Records from a data collection:
- - -
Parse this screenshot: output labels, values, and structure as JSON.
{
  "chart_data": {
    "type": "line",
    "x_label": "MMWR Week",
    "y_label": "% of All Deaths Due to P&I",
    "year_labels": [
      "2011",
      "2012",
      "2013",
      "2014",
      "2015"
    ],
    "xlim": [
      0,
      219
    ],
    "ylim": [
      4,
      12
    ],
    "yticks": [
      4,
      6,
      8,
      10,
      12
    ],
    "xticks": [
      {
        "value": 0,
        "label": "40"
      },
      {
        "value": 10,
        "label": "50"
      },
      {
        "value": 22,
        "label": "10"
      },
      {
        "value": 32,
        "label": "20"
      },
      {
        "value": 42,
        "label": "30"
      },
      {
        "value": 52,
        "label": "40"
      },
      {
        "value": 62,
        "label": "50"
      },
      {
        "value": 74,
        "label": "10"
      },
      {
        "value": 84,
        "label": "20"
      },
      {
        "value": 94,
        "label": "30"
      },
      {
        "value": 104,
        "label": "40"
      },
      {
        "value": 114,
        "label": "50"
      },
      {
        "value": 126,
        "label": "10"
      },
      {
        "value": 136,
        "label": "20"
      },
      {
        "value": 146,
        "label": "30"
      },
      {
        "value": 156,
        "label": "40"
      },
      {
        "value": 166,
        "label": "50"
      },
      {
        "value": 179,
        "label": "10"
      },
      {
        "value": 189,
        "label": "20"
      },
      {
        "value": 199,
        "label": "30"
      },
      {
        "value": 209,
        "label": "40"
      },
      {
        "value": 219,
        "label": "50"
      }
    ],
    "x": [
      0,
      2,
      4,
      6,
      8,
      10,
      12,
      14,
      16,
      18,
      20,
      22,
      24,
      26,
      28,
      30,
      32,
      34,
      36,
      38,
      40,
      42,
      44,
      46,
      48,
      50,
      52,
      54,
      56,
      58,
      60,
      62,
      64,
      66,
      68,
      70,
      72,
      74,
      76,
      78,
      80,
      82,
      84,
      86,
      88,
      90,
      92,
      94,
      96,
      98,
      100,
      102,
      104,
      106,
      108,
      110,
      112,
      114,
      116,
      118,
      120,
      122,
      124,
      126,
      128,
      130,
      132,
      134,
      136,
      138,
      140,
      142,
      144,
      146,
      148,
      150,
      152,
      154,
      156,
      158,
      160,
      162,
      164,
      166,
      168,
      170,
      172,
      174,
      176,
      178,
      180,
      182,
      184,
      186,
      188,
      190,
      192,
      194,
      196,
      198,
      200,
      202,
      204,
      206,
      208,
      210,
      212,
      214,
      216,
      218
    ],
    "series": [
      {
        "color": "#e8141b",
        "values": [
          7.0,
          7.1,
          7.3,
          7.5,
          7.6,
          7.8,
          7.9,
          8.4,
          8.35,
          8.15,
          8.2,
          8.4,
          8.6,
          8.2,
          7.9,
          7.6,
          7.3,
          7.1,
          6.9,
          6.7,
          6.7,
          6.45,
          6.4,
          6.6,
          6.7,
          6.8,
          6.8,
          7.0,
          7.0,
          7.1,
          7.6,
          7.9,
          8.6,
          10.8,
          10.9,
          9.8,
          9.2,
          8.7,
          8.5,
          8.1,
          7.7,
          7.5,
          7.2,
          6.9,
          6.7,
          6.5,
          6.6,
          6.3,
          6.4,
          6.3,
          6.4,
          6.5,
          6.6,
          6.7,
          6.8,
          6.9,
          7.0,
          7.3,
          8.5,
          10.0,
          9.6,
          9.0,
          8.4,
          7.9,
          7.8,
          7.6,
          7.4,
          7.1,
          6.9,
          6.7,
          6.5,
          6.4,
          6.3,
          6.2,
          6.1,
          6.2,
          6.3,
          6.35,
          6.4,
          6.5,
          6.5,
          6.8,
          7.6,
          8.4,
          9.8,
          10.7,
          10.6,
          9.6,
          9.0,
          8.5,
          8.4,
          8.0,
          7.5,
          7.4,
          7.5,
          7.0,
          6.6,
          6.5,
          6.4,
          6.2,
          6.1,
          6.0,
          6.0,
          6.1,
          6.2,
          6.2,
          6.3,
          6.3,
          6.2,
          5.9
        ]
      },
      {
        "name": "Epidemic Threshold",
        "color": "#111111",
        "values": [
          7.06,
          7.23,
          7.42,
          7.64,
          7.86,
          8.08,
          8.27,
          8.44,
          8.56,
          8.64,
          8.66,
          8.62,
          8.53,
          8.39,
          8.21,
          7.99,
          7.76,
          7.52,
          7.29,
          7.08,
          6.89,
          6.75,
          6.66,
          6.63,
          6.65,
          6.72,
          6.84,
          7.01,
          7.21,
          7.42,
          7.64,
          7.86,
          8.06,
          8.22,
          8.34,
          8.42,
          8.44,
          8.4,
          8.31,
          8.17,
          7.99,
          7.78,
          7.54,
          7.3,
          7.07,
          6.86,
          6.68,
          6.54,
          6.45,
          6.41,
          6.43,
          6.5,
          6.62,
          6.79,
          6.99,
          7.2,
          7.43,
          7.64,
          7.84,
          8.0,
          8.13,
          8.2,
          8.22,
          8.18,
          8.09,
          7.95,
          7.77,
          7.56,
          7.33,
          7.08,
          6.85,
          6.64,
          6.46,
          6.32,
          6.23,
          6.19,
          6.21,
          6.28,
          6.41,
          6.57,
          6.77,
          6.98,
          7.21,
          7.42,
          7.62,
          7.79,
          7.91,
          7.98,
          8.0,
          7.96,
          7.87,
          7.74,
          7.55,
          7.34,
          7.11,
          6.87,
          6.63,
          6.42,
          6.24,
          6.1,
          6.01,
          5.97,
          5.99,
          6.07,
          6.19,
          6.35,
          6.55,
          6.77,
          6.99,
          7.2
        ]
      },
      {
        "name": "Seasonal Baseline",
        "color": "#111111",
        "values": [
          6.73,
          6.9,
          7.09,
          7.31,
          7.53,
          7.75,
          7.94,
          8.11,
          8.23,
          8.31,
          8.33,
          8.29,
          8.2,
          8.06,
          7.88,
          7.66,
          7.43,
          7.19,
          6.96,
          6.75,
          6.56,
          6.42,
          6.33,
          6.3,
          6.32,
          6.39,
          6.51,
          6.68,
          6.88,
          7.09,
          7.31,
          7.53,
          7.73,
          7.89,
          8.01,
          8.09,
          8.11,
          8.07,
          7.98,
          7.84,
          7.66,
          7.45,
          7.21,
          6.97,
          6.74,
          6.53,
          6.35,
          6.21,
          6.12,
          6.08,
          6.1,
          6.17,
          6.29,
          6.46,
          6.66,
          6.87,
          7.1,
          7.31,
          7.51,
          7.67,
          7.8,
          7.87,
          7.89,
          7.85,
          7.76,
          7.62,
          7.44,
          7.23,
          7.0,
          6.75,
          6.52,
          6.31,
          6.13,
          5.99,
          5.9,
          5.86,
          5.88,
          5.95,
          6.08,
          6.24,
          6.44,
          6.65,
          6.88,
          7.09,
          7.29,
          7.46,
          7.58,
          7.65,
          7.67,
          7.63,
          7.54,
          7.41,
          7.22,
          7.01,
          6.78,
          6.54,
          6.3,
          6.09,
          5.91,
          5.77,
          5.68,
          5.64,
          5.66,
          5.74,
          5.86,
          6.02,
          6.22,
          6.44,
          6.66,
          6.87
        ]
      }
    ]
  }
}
- - -
DIRECTION: Looking at the data above, how many lines hold the word "name"? Respond with the number alone.

OUTPUT OF THE TASK: 2